Document passage |
- - - - -
Compilation album by Simon & Garfunkel
- Released: November 18, 1991
- Recorded: 1964–1969
- Genres: Folk rock, folk pop
- Length: 53:14
- Label: Columbia
- Producers: Tom Wilson; Bob Johnston; Paul Simon; Art Garfunkel; Roy Halee;

Simon & Garfunkel chronology
| 20 Greatest Hits (1991) | The Definitive Simon and Garfunkel (1991) | Old Friends (1997) |

= The Definitive Simon and Garfunkel =

The Definitive Simon and Garfunkel is the fourth compilation album of greatest hits by the folk duo Simon & Garfunkel, released in UK and Europe in 1991.

To promote the album, “A Hazy Shade of Winter” and “The Boxer” were re-released as singles in the UK in 1991 and 1992 respectively.
- - - - -
Study questions |
• A. According to the passage on The Definitive Simon and Garfunkel, which record label released the album?
• B. List every producer named in the passage on The Definitive Simon and Garfunkel.
• C. Pick up the passage on The Definitive Simon and Garfunkel after its last sentence and carry it forward.
The stored data that come next are separate from the album passage.

Stored data |
- - - - -
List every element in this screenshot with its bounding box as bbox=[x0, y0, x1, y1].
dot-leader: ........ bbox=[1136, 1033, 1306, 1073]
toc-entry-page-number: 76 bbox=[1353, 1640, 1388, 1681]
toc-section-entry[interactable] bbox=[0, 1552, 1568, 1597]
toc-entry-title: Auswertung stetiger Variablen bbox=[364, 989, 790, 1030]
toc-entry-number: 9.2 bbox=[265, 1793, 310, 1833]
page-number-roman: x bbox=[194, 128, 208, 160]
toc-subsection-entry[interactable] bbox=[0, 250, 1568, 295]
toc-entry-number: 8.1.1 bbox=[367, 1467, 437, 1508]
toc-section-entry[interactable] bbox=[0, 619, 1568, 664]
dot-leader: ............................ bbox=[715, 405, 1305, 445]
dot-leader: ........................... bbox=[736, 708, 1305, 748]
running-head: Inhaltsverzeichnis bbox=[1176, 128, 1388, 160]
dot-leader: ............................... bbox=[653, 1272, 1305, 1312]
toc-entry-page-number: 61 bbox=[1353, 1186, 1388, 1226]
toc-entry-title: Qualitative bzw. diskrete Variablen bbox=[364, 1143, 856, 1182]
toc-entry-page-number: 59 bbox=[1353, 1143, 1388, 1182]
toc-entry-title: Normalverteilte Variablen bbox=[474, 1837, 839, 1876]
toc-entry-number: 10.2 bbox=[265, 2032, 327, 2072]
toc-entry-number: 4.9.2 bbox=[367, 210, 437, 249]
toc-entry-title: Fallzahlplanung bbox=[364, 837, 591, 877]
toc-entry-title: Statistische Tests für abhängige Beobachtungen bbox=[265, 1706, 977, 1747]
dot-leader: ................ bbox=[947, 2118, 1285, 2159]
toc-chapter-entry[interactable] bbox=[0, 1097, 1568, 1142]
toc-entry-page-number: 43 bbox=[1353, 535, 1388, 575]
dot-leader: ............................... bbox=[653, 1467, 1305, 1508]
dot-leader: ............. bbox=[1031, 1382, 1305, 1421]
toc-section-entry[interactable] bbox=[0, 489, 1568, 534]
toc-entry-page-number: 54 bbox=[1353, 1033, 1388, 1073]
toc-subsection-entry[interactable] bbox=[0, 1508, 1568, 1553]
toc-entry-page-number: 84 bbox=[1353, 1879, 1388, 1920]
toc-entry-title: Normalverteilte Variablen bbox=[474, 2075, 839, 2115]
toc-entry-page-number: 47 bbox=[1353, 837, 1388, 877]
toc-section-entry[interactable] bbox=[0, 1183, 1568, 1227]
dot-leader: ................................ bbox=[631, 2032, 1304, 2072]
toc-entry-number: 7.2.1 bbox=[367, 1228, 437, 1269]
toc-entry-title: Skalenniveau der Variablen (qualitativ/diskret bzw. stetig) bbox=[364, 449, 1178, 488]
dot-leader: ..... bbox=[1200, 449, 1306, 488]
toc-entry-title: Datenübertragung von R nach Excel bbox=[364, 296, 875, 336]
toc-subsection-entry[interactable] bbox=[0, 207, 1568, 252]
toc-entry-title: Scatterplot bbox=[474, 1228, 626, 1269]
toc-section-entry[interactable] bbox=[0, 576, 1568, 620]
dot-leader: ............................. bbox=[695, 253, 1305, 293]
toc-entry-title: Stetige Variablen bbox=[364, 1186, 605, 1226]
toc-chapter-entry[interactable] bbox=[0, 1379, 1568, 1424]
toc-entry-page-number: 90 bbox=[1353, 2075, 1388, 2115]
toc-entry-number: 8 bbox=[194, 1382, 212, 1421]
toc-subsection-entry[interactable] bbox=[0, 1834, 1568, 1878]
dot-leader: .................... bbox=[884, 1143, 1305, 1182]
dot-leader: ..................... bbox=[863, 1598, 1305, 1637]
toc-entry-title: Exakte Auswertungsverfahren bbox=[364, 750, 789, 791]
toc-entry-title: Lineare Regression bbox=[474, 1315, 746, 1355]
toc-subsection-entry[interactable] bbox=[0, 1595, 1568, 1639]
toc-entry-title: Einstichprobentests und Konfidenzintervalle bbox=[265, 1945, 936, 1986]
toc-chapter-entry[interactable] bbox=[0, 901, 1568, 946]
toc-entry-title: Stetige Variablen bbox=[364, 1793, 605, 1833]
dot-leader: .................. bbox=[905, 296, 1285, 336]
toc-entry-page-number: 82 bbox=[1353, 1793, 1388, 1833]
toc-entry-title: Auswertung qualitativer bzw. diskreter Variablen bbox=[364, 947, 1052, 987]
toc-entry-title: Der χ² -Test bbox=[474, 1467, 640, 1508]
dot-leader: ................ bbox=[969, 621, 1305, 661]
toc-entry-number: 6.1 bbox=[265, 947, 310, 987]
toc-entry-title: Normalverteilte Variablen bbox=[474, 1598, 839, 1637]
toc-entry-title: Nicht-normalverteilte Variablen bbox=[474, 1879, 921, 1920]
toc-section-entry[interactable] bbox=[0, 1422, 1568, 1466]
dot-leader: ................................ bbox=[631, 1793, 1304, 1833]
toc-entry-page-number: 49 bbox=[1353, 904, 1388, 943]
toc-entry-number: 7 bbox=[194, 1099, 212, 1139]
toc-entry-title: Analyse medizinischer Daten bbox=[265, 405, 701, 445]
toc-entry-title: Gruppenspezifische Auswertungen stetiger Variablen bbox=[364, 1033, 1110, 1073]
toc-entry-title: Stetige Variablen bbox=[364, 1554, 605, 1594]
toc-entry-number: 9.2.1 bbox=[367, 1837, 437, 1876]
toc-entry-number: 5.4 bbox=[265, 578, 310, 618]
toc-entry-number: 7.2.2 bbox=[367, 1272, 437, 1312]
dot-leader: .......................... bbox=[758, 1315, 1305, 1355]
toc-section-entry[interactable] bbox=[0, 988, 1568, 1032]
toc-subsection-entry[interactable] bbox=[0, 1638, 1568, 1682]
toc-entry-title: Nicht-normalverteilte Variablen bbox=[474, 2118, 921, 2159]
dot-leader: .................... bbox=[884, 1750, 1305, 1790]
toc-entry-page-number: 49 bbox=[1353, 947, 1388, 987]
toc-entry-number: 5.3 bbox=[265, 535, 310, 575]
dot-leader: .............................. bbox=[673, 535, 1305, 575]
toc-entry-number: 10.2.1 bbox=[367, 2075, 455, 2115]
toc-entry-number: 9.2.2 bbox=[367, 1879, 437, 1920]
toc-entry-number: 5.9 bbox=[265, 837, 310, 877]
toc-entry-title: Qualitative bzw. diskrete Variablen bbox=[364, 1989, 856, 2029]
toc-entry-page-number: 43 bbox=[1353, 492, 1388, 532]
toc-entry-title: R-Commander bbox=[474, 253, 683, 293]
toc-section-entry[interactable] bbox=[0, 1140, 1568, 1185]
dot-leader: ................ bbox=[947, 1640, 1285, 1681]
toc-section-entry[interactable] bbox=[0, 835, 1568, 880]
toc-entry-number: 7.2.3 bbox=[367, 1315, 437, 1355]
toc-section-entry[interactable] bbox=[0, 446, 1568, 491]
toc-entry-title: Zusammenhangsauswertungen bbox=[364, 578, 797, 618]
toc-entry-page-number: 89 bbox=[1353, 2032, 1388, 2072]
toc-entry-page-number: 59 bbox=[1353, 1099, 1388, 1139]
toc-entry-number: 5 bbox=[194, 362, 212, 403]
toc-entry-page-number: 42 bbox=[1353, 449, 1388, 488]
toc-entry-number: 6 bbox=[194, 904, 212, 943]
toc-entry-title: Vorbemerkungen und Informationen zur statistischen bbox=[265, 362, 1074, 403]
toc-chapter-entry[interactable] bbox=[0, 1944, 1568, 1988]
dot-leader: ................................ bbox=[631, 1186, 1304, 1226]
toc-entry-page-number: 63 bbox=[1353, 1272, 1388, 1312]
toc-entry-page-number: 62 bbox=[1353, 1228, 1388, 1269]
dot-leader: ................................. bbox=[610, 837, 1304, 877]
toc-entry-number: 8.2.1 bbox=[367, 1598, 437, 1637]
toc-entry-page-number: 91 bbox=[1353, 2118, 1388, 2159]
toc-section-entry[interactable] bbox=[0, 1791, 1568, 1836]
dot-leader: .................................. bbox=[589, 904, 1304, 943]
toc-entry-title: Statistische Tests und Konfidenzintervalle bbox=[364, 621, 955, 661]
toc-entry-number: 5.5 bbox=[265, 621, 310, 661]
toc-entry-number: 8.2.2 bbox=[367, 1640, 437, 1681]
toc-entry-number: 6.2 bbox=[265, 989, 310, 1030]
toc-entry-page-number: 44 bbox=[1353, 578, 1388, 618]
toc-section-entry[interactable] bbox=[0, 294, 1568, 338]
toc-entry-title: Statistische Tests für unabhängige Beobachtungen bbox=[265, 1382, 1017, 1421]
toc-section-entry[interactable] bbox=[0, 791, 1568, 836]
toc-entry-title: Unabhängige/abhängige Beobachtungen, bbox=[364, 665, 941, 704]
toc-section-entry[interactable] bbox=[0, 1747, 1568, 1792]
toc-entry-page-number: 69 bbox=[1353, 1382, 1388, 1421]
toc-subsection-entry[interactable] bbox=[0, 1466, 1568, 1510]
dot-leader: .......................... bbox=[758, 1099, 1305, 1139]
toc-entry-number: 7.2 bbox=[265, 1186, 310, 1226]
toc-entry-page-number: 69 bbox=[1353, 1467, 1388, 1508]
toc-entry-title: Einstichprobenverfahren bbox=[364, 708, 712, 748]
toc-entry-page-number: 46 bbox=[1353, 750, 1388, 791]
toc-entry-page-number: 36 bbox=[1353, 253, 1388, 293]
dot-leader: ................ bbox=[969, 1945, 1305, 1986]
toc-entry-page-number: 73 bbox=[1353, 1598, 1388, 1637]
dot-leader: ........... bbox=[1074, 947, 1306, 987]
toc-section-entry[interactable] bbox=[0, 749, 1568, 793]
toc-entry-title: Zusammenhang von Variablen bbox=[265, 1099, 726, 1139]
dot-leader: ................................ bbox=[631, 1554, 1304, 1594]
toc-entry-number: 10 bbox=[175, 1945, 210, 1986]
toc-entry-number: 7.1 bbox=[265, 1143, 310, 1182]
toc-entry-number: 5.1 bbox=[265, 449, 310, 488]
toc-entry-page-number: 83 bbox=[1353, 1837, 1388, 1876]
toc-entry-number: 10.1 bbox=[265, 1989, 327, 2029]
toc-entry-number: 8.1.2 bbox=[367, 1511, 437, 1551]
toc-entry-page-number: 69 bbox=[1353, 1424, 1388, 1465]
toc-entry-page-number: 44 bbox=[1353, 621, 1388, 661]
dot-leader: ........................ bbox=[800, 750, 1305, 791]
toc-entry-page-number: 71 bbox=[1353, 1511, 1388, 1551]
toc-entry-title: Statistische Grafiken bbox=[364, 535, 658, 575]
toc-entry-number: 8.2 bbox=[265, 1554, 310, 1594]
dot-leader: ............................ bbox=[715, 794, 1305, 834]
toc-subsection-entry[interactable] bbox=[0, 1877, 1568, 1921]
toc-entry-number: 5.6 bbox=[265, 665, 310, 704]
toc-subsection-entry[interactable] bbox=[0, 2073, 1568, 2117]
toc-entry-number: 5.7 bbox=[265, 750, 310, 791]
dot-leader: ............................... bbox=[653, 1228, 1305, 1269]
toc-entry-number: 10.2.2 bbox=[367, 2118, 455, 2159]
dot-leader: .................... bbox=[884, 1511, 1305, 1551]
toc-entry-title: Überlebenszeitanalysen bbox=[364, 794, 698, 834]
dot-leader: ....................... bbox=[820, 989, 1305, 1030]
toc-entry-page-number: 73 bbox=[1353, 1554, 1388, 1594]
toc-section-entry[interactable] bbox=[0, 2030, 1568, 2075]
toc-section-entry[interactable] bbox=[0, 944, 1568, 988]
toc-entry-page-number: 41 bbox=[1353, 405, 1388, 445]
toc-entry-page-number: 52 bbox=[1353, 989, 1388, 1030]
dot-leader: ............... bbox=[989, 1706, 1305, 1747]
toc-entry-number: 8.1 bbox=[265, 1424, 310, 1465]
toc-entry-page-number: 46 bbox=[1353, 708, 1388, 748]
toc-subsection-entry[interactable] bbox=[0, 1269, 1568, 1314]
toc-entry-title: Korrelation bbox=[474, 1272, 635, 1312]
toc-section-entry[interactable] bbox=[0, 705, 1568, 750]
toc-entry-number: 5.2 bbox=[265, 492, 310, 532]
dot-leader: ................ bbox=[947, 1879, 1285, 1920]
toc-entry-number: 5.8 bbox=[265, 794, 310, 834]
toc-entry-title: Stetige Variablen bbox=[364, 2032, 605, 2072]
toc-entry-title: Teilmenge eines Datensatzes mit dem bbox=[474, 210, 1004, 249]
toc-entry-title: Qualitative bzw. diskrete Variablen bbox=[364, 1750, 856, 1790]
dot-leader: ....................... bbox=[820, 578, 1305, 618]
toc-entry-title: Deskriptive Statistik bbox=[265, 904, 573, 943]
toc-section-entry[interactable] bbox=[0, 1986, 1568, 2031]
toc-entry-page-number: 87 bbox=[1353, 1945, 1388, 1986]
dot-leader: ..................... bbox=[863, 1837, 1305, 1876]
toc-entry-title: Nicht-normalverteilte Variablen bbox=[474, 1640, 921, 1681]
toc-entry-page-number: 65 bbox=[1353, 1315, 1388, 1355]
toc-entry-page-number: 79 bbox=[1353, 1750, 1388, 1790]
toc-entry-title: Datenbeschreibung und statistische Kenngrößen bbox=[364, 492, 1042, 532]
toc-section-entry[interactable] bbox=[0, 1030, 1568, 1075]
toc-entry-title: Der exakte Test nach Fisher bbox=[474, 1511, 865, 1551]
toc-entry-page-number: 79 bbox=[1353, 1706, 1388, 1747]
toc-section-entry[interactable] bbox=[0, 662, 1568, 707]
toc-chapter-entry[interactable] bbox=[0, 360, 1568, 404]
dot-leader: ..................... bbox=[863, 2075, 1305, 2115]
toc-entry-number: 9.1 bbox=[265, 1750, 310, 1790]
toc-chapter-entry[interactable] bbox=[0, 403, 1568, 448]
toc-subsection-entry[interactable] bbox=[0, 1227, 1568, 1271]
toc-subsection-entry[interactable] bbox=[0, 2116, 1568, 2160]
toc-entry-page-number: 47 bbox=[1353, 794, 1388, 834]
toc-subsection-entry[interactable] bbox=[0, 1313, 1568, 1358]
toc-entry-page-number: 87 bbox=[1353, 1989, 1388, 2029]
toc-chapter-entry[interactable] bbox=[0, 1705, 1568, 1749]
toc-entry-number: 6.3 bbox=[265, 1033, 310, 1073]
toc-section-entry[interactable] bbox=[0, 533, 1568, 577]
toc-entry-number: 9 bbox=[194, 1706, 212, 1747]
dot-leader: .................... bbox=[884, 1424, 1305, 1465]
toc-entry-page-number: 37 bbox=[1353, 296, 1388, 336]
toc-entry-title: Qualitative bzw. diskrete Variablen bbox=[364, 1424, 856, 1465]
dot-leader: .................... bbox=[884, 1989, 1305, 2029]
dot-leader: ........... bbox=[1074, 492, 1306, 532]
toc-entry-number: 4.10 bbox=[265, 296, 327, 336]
- - - - -
Answers by item number |
• A. Columbia

• B. Tom Wilson, Bob Johnston, Paul Simon, Art Garfunkel, Roy Halee

• C.
Professional ratings
Review scores
| Source | Rating |
| AllMusic | Star |

==Track listing==
All songs written and composed by Paul Simon, except where noted.

1. "Wednesday Morning, 3 A.M."
2. "The Sound of Silence" (Acoustic version with electric overdubs)
3. "Homeward Bound"
4. "Kathy's Song" (Live)
5. "I Am a Rock"
6. "For Emily, Whenever I May Find Her" (Live)
7. "Scarborough Fair/Canticle" (Traditional, arranged by Paul Simon, Art Garfunkel)
8. "The 59th Street Bridge Song (Feelin' Groovy)"
9. "Seven O'Clock News/Silent Night"
10. "A Hazy Shade of Winter"
11. "El Condor Pasa (If I Could)" (Daniel Alomía Robles; English lyrics by Paul Simon, arranged by Jorge Milchberg)
12. "Mrs. Robinson"
13. "America"
14. "At the Zoo"
15. "Old Friends"
16. "Bookends Theme"
17. "Cecilia"
18. "The Boxer"
19. "Bridge over Troubled Water"
20. "Song for the Asking"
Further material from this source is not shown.